## SET TASK
Scan the entries below. List each line with "xlabel".

EXTRACTED ENTRIES start

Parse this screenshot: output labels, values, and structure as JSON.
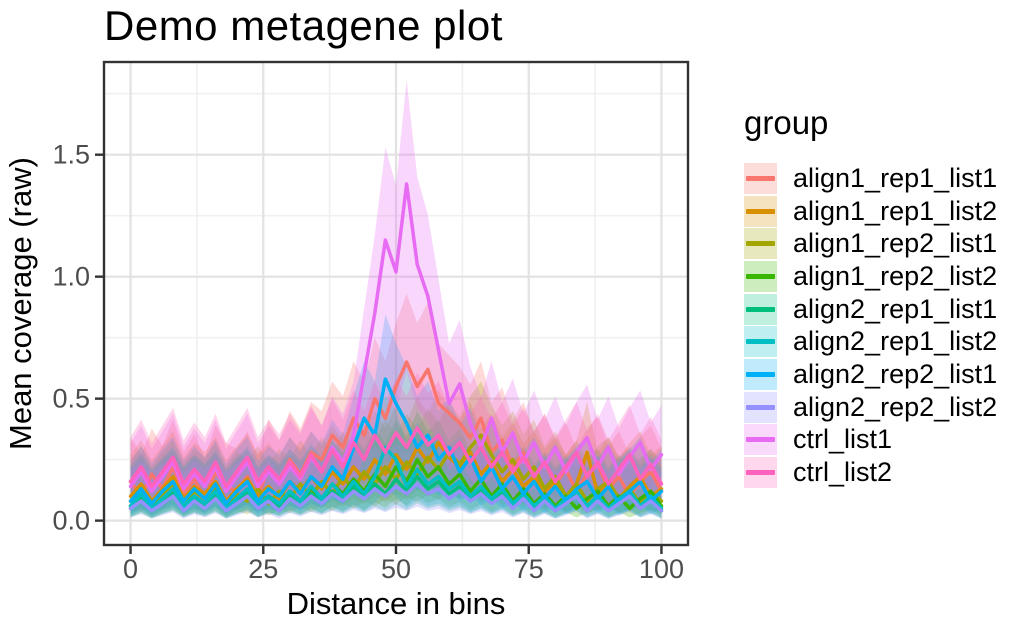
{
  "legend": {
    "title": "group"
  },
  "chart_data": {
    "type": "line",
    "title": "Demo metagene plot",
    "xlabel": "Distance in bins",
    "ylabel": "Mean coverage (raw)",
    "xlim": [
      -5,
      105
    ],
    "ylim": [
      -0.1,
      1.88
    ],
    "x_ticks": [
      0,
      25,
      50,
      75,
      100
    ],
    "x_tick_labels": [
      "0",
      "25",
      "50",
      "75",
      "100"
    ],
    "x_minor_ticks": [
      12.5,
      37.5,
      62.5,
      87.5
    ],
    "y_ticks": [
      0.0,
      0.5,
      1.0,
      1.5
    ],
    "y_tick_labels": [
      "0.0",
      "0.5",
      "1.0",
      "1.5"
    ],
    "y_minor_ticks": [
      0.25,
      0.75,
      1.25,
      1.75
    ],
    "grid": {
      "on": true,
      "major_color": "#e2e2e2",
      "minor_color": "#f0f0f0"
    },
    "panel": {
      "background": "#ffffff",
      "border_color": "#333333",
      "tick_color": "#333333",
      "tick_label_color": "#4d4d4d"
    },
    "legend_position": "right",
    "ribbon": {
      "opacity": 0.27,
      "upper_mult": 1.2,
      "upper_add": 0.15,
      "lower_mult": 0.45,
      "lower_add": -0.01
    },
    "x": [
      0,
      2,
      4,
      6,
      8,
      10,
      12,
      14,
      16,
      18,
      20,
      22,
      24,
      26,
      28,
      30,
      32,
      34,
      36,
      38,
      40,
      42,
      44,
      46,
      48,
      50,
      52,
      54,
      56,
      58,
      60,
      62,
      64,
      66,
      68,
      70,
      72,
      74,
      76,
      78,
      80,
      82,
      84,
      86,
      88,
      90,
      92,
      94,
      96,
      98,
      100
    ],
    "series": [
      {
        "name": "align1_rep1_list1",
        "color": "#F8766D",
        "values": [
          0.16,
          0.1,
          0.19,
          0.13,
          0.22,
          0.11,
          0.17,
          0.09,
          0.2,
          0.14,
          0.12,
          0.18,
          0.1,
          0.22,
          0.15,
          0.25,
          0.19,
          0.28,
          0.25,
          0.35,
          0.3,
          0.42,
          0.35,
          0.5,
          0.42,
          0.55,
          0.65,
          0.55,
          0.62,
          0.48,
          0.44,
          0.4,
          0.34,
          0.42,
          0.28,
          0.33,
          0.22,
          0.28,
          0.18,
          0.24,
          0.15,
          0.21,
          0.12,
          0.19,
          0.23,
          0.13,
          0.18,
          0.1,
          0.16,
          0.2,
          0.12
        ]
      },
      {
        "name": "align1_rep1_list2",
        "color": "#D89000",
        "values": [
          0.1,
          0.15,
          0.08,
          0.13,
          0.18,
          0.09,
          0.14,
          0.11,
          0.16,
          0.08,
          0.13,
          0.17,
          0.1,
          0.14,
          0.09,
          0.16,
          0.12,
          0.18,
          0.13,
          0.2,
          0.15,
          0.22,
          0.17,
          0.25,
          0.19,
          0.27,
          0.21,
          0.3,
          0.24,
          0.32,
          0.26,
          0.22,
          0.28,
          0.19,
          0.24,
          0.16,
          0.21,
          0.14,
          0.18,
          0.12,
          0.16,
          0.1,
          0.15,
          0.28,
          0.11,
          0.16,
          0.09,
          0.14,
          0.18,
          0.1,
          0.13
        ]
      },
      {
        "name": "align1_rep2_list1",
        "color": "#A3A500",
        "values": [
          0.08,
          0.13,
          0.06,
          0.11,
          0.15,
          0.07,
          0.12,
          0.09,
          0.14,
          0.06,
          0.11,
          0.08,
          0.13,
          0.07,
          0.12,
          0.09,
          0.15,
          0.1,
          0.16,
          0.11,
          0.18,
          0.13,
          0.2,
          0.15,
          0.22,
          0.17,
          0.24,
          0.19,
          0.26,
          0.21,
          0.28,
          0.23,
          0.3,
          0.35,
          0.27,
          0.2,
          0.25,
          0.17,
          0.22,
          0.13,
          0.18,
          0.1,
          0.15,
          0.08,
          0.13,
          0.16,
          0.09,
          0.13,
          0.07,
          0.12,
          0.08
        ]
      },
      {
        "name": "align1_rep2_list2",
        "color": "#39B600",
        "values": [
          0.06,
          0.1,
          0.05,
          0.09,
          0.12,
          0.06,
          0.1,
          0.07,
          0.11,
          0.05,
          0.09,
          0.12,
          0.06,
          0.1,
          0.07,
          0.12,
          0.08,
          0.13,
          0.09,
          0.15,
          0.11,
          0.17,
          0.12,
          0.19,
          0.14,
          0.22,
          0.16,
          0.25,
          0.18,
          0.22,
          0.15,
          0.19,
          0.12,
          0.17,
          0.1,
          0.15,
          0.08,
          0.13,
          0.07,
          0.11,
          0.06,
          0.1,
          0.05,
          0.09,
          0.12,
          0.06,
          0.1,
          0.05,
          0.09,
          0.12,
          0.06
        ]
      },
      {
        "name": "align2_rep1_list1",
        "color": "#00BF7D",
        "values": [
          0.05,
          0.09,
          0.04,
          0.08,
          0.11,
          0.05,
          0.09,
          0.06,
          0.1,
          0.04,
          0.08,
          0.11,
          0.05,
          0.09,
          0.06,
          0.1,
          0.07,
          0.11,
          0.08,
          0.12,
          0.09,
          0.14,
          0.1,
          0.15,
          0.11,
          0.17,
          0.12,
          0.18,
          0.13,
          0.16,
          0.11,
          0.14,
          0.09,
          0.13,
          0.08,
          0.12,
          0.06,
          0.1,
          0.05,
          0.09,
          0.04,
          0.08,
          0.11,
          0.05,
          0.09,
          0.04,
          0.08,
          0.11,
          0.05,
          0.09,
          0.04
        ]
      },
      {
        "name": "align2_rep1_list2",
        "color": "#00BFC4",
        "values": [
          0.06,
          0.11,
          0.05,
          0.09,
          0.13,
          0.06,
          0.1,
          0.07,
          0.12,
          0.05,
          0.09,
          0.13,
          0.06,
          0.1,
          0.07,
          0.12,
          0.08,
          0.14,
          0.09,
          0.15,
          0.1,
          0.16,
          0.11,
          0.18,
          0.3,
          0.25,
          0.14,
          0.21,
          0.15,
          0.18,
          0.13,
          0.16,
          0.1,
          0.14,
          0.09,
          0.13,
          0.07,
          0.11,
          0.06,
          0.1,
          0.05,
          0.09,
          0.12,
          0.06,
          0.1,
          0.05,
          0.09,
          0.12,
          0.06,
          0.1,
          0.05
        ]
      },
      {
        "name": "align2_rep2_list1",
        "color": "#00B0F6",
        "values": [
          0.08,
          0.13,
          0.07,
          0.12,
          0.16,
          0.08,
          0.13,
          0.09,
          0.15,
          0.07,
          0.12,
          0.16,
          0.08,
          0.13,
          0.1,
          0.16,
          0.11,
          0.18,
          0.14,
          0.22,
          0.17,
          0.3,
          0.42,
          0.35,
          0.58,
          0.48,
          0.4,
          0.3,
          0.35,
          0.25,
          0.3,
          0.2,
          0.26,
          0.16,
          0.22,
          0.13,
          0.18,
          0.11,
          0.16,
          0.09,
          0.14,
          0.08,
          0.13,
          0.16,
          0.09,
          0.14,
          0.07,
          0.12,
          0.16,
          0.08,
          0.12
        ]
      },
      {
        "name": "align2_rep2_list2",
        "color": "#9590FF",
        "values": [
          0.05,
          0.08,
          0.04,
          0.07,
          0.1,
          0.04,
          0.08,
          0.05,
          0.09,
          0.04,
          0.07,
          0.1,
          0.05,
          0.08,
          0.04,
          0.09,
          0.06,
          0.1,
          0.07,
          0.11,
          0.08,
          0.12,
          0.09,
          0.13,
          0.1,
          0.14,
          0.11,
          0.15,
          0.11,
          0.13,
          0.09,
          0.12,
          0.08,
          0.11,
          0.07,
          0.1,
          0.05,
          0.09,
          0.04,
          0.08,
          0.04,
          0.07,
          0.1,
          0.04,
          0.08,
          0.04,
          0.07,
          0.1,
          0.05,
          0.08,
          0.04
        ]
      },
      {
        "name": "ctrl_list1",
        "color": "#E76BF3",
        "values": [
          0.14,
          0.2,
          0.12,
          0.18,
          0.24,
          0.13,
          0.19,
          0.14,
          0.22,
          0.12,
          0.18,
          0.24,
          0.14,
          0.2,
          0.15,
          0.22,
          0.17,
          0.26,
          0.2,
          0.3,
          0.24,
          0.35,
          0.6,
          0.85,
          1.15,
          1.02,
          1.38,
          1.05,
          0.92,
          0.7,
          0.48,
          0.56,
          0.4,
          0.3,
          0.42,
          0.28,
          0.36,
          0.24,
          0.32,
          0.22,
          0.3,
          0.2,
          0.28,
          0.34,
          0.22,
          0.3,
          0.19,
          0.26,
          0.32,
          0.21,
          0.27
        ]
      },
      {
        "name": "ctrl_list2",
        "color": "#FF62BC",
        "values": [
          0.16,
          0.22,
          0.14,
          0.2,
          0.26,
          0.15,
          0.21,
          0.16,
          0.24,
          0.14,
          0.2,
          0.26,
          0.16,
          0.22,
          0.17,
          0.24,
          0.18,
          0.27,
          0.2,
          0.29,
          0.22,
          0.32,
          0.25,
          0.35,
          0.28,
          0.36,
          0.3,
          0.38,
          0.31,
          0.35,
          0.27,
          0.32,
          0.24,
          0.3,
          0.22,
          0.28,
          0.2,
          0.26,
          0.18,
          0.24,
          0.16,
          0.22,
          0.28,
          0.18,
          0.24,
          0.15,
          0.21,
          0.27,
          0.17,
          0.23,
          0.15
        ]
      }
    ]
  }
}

EXTRACTED ENTRIES end
EXTRACTED ENTRIES start

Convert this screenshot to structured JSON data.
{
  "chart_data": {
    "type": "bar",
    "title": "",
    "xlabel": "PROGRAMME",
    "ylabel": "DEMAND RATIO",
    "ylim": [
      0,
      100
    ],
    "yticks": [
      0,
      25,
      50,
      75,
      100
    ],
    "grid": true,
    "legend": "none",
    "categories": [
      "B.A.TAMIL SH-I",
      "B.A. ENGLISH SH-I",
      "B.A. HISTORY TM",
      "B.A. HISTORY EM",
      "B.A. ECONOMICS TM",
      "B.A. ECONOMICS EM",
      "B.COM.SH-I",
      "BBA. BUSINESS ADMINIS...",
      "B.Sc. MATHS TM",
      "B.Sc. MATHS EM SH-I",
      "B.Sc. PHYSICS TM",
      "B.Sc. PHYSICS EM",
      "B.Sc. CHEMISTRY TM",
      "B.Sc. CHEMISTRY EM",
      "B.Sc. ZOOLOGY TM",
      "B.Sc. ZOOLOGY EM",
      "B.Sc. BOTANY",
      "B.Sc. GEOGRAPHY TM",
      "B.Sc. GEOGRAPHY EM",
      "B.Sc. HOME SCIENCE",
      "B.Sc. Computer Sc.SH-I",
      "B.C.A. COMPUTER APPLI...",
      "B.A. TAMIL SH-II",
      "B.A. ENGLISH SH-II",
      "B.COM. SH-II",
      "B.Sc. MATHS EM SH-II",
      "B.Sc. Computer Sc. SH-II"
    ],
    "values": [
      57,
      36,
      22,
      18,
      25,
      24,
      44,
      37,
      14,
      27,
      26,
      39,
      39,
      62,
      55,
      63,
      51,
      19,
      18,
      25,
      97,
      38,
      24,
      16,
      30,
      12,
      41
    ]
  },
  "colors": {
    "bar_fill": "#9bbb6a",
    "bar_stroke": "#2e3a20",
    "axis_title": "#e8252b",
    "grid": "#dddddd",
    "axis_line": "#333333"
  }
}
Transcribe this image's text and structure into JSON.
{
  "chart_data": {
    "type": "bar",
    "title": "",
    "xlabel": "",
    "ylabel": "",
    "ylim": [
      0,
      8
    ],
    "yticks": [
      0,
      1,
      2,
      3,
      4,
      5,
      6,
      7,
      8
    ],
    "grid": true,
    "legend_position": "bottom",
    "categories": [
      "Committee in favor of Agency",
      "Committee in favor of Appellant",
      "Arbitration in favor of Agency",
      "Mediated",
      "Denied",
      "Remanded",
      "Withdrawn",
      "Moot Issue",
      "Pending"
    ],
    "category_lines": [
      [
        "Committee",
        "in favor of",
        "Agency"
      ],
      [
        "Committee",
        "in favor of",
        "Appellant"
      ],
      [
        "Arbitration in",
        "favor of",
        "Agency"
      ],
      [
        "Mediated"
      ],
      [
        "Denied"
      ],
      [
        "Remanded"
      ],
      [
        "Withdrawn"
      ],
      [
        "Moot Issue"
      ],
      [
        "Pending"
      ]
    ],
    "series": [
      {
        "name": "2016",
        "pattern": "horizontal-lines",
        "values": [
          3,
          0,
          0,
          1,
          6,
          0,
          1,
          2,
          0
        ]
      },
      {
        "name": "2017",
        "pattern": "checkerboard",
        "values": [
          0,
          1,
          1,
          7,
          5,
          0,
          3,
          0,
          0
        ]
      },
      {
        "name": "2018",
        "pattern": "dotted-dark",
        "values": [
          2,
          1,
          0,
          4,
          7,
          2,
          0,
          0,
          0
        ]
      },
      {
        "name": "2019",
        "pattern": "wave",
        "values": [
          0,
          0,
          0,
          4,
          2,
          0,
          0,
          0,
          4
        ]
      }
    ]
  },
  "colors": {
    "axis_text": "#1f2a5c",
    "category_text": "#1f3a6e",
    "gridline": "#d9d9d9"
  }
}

EXTRACTED ENTRIES end

## EXERCISE OUTPUT
    "xlabel": "Distance in bins",
    "xlabel": "PROGRAMME",
    "xlabel": "",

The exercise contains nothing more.